#### [Instructions to follow]
Each entry must be returned exactly. None may be omitted.

#### [Given information]
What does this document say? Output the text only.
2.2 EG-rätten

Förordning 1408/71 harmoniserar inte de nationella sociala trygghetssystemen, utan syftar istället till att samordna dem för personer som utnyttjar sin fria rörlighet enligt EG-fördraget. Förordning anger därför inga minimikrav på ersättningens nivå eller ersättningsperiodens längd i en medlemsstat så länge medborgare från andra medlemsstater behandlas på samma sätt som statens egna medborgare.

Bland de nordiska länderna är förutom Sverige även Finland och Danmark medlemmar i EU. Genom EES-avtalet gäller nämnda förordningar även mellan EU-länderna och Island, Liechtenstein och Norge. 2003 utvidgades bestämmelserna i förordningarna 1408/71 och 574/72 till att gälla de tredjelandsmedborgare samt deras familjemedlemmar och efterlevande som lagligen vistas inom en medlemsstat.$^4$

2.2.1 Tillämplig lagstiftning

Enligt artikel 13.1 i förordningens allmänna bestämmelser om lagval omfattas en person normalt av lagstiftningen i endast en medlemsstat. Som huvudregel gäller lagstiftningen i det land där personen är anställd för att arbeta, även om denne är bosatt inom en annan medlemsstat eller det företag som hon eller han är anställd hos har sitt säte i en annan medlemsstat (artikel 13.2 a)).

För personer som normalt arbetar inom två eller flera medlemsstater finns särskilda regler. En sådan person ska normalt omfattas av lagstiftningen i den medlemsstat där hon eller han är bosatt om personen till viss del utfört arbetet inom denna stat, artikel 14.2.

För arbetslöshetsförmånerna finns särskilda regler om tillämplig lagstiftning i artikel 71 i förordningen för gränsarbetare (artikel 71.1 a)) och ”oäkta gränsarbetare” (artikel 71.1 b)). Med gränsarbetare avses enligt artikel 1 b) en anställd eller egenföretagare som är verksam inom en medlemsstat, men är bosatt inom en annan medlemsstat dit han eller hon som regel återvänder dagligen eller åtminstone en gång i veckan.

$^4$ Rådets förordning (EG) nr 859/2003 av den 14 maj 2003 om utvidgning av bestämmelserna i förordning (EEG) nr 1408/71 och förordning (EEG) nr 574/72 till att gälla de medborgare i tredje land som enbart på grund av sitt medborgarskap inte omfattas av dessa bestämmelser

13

#### [Output]
What does this document say? Output the text only.
2.2 EG-rätten

Förordning 1408/71 harmoniserar inte de nationella sociala trygghetssystemen, utan syftar istället till att samordna dem för personer som utnyttjar sin fria rörlighet enligt EG-fördraget. Förordning anger därför inga minimikrav på ersättningens nivå eller ersättningsperiodens längd i en medlemsstat så länge medborgare från andra medlemsstater behandlas på samma sätt som statens egna medborgare.

Bland de nordiska länderna är förutom Sverige även Finland och Danmark medlemmar i EU. Genom EES-avtalet gäller nämnda förordningar även mellan EU-länderna och Island, Liechtenstein och Norge. 2003 utvidgades bestämmelserna i förordningarna 1408/71 och 574/72 till att gälla de tredjelandsmedborgare samt deras familjemedlemmar och efterlevande som lagligen vistas inom en medlemsstat.$^4$

2.2.1 Tillämplig lagstiftning

Enligt artikel 13.1 i förordningens allmänna bestämmelser om lagval omfattas en person normalt av lagstiftningen i endast en medlemsstat. Som huvudregel gäller lagstiftningen i det land där personen är anställd för att arbeta, även om denne är bosatt inom en annan medlemsstat eller det företag som hon eller han är anställd hos har sitt säte i en annan medlemsstat (artikel 13.2 a)).

För personer som normalt arbetar inom två eller flera medlemsstater finns särskilda regler. En sådan person ska normalt omfattas av lagstiftningen i den medlemsstat där hon eller han är bosatt om personen till viss del utfört arbetet inom denna stat, artikel 14.2.

För arbetslöshetsförmånerna finns särskilda regler om tillämplig lagstiftning i artikel 71 i förordningen för gränsarbetare (artikel 71.1 a)) och ”oäkta gränsarbetare” (artikel 71.1 b)). Med gränsarbetare avses enligt artikel 1 b) en anställd eller egenföretagare som är verksam inom en medlemsstat, men är bosatt inom en annan medlemsstat dit han eller hon som regel återvänder dagligen eller åtminstone en gång i veckan.

$^4$ Rådets förordning (EG) nr 859/2003 av den 14 maj 2003 om utvidgning av bestämmelserna i förordning (EEG) nr 1408/71 och förordning (EEG) nr 574/72 till att gälla de medborgare i tredje land som enbart på grund av sitt medborgarskap inte omfattas av dessa bestämmelser

13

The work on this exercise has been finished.